>>>>>

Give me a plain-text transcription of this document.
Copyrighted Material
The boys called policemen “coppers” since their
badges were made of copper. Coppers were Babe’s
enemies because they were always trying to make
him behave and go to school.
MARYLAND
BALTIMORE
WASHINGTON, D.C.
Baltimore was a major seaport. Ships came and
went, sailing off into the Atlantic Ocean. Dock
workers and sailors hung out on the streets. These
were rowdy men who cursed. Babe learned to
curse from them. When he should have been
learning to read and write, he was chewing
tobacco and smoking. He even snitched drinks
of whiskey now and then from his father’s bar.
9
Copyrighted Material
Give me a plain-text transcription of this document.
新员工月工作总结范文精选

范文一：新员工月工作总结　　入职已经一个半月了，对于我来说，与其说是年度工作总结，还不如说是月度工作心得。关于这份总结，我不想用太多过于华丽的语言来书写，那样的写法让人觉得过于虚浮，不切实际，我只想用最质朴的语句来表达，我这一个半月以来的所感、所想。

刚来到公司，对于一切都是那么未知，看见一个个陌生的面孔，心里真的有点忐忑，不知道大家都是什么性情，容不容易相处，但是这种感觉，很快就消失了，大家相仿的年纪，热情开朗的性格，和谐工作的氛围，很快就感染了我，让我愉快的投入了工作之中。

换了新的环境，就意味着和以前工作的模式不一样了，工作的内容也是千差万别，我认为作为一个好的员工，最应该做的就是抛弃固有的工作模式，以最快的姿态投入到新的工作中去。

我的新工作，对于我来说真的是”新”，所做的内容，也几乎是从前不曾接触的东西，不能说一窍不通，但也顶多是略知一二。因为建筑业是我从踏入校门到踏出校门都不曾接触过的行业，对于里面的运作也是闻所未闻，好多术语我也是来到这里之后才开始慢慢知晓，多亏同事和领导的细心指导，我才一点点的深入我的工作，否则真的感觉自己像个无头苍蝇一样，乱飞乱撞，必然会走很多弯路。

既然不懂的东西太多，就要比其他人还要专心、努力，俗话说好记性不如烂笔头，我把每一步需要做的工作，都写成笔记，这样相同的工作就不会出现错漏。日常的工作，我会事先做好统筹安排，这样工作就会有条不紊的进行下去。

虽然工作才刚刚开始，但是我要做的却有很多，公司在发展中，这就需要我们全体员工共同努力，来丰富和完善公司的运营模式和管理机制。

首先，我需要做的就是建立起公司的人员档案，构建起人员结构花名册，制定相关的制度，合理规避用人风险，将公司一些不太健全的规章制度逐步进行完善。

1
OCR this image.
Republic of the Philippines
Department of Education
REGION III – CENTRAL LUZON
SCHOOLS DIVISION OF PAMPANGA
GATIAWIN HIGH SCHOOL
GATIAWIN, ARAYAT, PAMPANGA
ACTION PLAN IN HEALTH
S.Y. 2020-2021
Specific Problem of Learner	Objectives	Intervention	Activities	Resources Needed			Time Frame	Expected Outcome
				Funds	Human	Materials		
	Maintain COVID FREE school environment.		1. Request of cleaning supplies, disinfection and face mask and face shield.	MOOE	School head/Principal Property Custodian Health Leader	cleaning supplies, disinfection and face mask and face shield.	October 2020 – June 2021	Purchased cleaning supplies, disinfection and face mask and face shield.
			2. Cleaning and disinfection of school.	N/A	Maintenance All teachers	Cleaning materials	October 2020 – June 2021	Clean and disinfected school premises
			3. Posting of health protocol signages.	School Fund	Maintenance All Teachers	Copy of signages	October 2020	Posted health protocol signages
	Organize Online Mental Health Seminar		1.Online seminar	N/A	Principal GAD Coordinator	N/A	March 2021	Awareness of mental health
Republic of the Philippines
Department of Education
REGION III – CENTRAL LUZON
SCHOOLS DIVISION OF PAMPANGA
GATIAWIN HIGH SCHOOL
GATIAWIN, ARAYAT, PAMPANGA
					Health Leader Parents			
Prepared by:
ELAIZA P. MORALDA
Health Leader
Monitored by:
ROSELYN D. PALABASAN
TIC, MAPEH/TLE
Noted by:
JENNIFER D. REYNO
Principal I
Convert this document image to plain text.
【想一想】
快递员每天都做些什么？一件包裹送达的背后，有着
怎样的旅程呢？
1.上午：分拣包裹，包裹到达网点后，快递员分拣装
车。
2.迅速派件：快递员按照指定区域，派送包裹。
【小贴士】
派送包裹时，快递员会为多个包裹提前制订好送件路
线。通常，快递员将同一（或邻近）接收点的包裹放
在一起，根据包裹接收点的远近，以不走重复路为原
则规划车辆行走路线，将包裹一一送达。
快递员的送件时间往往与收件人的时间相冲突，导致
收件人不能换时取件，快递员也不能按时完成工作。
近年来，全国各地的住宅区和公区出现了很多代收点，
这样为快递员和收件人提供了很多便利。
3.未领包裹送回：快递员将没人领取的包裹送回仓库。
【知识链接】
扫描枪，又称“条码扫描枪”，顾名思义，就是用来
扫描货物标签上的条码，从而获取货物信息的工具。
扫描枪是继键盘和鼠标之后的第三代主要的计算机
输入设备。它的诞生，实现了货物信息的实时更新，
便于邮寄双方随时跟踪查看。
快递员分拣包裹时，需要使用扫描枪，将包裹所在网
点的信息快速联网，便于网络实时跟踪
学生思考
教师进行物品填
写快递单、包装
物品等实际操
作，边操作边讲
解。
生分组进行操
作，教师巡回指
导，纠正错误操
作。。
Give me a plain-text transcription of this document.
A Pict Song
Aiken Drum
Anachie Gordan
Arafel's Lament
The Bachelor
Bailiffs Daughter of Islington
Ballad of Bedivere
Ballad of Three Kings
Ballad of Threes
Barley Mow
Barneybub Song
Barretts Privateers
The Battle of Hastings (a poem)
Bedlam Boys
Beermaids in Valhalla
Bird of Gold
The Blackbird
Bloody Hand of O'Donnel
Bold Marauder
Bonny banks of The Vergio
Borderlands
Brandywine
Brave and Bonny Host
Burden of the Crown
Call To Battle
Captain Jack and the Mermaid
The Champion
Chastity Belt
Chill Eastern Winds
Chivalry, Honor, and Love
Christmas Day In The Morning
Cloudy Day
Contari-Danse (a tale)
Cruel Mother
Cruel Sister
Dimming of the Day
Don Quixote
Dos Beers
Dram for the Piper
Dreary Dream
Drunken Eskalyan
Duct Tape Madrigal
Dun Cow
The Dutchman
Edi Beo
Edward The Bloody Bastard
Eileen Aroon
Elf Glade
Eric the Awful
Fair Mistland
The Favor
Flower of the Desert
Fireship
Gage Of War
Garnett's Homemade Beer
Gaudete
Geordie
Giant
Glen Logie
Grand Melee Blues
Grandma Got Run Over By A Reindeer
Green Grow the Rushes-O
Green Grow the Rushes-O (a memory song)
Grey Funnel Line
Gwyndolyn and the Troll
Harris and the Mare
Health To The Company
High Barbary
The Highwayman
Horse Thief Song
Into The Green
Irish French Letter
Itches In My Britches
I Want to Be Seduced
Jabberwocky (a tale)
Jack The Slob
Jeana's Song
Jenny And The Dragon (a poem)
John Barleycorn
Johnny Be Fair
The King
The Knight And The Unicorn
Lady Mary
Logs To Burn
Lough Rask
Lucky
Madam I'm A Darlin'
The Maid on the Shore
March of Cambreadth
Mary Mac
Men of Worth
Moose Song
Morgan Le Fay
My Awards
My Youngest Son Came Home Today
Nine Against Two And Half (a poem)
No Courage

<<<<<

**Task details**:
List each line in the listing that contains the string "from".

**Exercise answer**:
curse from them. When he should have been
of whiskey now and then from his father’s bar.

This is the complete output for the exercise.